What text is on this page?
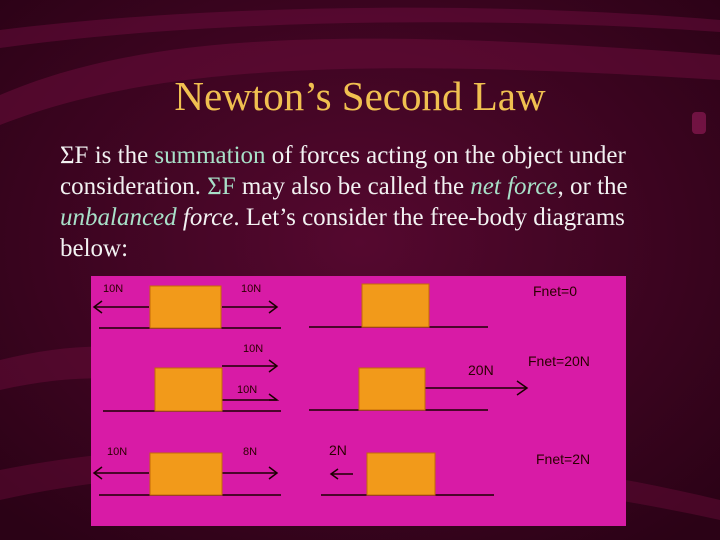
Newton’s Second Law
ΣF is the summation of forces acting on the object under consideration. ΣF may also be called the net force, or the unbalanced force. Let’s consider the free-body diagrams below:
10N	10N	Fnet=0
10N
10N
20N
Fnet=20N
10N	8N	2N
Fnet=2N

==*==

Problem to solve: Transcribe the listing above verbatim. Omit the pictures.

Answer in full:
What text is on this page?
Newton’s Second Law
ΣF is the summation of forces acting on the object under consideration. ΣF may also be called the net force, or the unbalanced force. Let’s consider the free-body diagrams below:
10N	10N	Fnet=0
10N
10N
20N
Fnet=20N
10N	8N	2N
Fnet=2N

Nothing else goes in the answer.